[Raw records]
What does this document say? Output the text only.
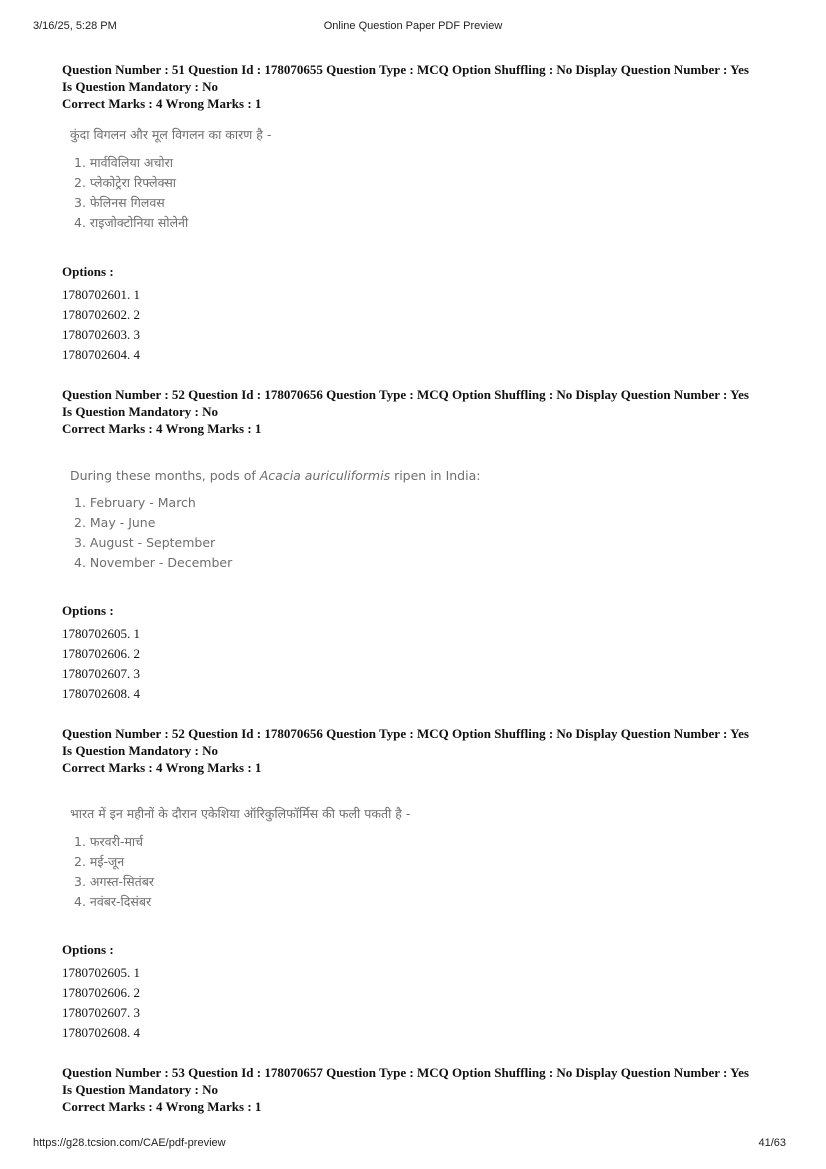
3/16/25, 5:28 PM	Online Question Paper PDF Preview

Question Number : 51 Question Id : 178070655 Question Type : MCQ Option Shuffling : No Display Question Number : Yes

Is Question Mandatory : No

Correct Marks : 4 Wrong Marks : 1

कुंदा विगलन और मूल विगलन का कारण है -

1. मार्वविलिया अचोरा

2. प्लेकोट्रेरा रिफ्लेक्सा

3. फेलिनस गिलवस

4. राइजोक्टोनिया सोलेनी

Options :

1780702601. 1

1780702602. 2

1780702603. 3

1780702604. 4

Question Number : 52 Question Id : 178070656 Question Type : MCQ Option Shuffling : No Display Question Number : Yes

Is Question Mandatory : No

Correct Marks : 4 Wrong Marks : 1

During these months, pods of Acacia auriculiformis ripen in India:

1. February - March

2. May - June

3. August - September

4. November - December

Options :

1780702605. 1

1780702606. 2

1780702607. 3

1780702608. 4

Question Number : 52 Question Id : 178070656 Question Type : MCQ Option Shuffling : No Display Question Number : Yes

Is Question Mandatory : No

Correct Marks : 4 Wrong Marks : 1

भारत में इन महीनों के दौरान एकेशिया ऑरिकुलिफॉर्मिस की फली पकती है -

1. फरवरी-मार्च

2. मई-जून

3. अगस्त-सितंबर

4. नवंबर-दिसंबर

Options :

1780702605. 1

1780702606. 2

1780702607. 3

1780702608. 4

Question Number : 53 Question Id : 178070657 Question Type : MCQ Option Shuffling : No Display Question Number : Yes

Is Question Mandatory : No

Correct Marks : 4 Wrong Marks : 1

https://g28.tcsion.com/CAE/pdf-preview	41/63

**Prompt:**
Make a word-for-word copy of the entries, without any pictures.

**Written response:**
What does this document say? Output the text only.
3/16/25, 5:28 PM	Online Question Paper PDF Preview

Question Number : 51 Question Id : 178070655 Question Type : MCQ Option Shuffling : No Display Question Number : Yes

Is Question Mandatory : No

Correct Marks : 4 Wrong Marks : 1

कुंदा विगलन और मूल विगलन का कारण है -

1. मार्वविलिया अचोरा

2. प्लेकोट्रेरा रिफ्लेक्सा

3. फेलिनस गिलवस

4. राइजोक्टोनिया सोलेनी

Options :

1780702601. 1

1780702602. 2

1780702603. 3

1780702604. 4

Question Number : 52 Question Id : 178070656 Question Type : MCQ Option Shuffling : No Display Question Number : Yes

Is Question Mandatory : No

Correct Marks : 4 Wrong Marks : 1

During these months, pods of Acacia auriculiformis ripen in India:

1. February - March

2. May - June

3. August - September

4. November - December

Options :

1780702605. 1

1780702606. 2

1780702607. 3

1780702608. 4

Question Number : 52 Question Id : 178070656 Question Type : MCQ Option Shuffling : No Display Question Number : Yes

Is Question Mandatory : No

Correct Marks : 4 Wrong Marks : 1

भारत में इन महीनों के दौरान एकेशिया ऑरिकुलिफॉर्मिस की फली पकती है -

1. फरवरी-मार्च

2. मई-जून

3. अगस्त-सितंबर

4. नवंबर-दिसंबर

Options :

1780702605. 1

1780702606. 2

1780702607. 3

1780702608. 4

Question Number : 53 Question Id : 178070657 Question Type : MCQ Option Shuffling : No Display Question Number : Yes

Is Question Mandatory : No

Correct Marks : 4 Wrong Marks : 1

https://g28.tcsion.com/CAE/pdf-preview	41/63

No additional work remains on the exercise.